- _DATASET RECORDS_:
—————

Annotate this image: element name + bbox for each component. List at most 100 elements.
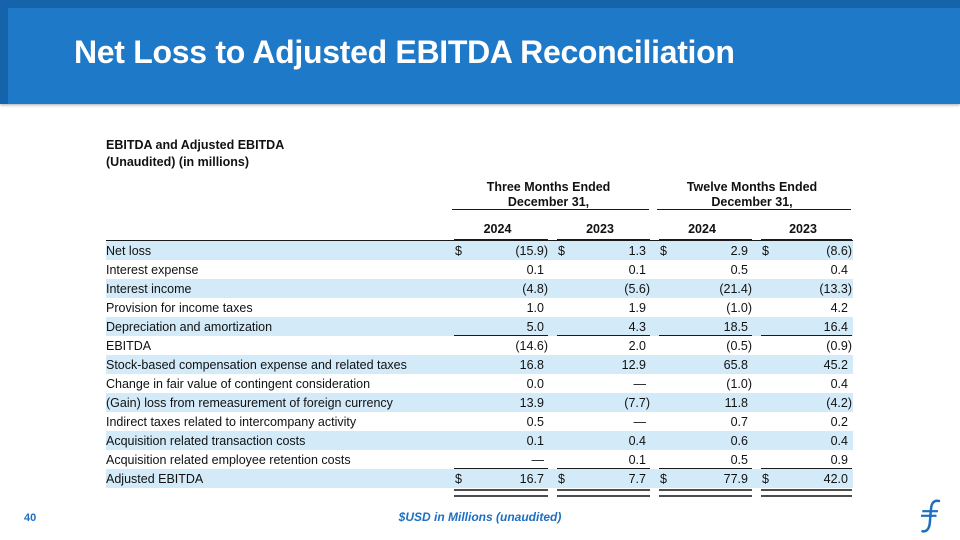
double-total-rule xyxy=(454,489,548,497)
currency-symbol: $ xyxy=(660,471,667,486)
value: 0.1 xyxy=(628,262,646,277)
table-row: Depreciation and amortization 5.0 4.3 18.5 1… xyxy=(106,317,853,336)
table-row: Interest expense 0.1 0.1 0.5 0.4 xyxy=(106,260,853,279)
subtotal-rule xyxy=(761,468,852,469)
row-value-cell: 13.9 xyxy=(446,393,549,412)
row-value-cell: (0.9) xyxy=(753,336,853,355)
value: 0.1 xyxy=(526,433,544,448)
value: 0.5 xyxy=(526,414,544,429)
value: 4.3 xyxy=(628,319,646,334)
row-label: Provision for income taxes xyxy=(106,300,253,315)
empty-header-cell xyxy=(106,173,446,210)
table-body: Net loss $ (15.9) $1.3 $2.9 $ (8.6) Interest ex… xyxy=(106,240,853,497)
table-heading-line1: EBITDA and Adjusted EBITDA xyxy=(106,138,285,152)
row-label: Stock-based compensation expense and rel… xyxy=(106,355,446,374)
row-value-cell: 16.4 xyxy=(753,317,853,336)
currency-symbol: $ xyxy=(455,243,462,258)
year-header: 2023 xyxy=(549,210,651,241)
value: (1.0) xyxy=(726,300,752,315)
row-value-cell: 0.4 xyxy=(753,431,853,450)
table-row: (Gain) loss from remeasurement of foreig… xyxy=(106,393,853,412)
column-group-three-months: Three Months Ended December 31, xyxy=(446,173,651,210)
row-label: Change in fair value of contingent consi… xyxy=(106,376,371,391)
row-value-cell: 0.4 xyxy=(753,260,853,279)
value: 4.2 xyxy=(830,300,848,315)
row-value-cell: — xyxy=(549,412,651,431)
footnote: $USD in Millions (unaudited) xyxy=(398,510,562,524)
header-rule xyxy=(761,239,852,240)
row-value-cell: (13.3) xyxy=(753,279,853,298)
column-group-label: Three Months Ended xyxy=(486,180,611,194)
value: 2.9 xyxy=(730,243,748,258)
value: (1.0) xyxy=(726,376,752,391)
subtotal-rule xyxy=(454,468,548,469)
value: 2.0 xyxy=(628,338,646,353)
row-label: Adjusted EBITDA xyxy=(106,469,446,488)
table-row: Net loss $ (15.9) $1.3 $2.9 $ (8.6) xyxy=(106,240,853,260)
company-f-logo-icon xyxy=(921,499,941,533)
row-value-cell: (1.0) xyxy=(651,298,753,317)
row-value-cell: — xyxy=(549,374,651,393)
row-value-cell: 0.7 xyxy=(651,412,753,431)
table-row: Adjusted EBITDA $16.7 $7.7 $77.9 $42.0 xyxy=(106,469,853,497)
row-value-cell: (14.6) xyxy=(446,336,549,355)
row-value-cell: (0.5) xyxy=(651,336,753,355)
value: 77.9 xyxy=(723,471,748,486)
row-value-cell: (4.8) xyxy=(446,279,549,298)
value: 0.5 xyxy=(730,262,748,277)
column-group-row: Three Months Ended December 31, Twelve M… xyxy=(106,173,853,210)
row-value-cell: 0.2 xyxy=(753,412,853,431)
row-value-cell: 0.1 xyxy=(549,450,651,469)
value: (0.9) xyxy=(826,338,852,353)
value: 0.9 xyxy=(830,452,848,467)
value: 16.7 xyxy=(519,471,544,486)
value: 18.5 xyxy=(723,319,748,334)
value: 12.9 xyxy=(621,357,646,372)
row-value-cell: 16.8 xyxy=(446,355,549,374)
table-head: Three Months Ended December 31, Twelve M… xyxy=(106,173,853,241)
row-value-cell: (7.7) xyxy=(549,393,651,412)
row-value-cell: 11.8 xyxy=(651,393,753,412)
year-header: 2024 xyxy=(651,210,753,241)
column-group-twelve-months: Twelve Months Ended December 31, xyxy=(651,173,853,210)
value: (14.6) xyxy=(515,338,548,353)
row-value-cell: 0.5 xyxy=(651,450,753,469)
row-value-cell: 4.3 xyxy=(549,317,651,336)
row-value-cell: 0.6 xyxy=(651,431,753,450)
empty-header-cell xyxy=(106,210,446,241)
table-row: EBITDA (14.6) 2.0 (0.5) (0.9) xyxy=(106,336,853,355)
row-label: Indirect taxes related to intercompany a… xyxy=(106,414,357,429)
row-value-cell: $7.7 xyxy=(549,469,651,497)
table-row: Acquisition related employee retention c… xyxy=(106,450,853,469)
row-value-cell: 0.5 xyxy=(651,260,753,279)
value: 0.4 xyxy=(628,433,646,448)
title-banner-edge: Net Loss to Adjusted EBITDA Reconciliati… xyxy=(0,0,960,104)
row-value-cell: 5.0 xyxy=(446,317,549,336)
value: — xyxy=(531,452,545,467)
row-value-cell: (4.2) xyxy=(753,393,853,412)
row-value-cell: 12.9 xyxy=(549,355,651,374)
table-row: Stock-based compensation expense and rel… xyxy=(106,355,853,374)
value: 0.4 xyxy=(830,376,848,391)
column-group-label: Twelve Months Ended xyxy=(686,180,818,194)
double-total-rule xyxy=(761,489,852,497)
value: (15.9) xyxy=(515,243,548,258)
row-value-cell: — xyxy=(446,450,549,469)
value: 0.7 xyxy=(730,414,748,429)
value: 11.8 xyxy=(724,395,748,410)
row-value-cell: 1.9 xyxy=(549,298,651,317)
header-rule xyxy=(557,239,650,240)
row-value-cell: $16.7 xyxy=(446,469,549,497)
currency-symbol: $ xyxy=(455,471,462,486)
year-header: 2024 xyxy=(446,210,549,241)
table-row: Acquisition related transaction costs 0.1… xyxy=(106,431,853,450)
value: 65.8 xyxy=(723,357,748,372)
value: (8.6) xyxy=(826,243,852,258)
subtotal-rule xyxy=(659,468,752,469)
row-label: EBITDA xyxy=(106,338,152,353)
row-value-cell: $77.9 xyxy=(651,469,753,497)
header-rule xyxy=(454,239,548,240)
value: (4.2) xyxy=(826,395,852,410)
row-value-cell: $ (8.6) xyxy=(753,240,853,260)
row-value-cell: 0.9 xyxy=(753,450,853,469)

—————

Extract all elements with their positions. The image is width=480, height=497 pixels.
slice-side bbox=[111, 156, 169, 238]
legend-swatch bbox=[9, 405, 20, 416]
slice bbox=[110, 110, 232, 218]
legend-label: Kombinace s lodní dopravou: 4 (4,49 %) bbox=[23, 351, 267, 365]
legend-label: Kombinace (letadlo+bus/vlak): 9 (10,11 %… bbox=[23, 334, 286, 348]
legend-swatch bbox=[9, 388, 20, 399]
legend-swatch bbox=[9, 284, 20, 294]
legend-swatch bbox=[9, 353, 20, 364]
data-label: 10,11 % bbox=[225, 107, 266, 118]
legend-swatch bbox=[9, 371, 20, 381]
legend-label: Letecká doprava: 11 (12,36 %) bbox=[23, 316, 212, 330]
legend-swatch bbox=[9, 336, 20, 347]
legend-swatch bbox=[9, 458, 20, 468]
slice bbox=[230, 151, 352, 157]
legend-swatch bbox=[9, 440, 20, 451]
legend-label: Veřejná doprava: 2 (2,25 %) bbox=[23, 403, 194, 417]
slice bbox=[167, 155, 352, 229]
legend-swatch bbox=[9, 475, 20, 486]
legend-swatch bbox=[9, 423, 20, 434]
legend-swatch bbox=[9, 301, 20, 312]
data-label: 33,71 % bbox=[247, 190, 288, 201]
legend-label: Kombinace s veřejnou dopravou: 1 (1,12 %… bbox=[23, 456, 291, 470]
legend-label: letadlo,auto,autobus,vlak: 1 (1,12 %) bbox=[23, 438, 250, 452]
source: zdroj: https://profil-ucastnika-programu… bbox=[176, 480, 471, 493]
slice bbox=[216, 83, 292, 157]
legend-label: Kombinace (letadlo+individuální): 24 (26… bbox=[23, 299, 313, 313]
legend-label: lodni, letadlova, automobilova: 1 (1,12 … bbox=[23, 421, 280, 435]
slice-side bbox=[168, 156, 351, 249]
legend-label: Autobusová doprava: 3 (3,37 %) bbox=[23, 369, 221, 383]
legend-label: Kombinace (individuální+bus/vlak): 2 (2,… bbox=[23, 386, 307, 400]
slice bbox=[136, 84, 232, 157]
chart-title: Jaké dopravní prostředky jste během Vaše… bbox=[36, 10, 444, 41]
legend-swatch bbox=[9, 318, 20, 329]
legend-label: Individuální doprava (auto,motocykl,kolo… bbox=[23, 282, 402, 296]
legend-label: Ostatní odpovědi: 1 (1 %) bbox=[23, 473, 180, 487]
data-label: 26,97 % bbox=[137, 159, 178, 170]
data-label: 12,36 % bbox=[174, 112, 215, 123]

—————

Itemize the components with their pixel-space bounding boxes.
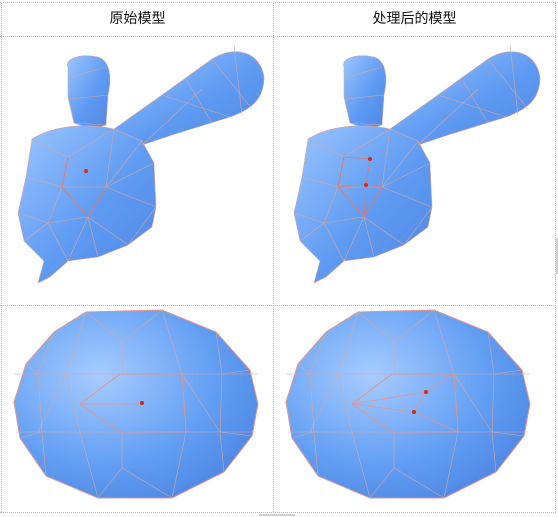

—————

- _WHAT TO WORK ON_: Arrange the rows between the lines holding "Annotate this image: element" and "table-row: (Gain) loss", inclusive, as a two-column CSV with the headers instruction and output. Give one line per row, put each field in quotes with its line breaks turned into spaces, and omit the pictures.

- _ANSWER TO THE TASK_:
instruction,output
"Annotate this image: element name + bbox for each component. List at most 100 elements.","double-total-rule xyxy=(454,489,548,497) currency-symbol: $ xyxy=(660,471,667,486) value: 0.1 xyxy=(628,262,646,277) table-row: Depreciation and amortization 5.0 4.3 18.5 1… xyxy=(106,317,853,336) table-row: Interest expense 0.1 0.1 0.5 0.4 xyxy=(106,260,853,279) subtotal-rule xyxy=(761,468,852,469) row-value-cell: 13.9 xyxy=(446,393,549,412) row-value-cell: (0.9) xyxy=(753,336,853,355) value: 0.1 xyxy=(526,433,544,448) value: 0.5 xyxy=(526,414,544,429) value: 4.3 xyxy=(628,319,646,334) row-label: Provision for income taxes xyxy=(106,300,253,315) empty-header-cell xyxy=(106,173,446,210) table-body: Net loss $ (15.9) $1.3 $2.9 $ (8.6) Interest ex… xyxy=(106,240,853,497) table-heading-line1: EBITDA and Adjusted EBITDA xyxy=(106,138,285,152) row-label: Stock-based compensation expense and rel… xyxy=(106,355,446,374) row-value-cell: 16.4 xyxy=(753,317,853,336) currency-symbol: $ xyxy=(455,243,462,258) year-header: 2023 xyxy=(549,210,651,241) value: (1.0) xyxy=(726,300,752,315) row-value-cell: 0.4 xyxy=(753,431,853,450) table-row: (Gain) loss from remeasurement of foreig… xyxy=(106,393,853,412)"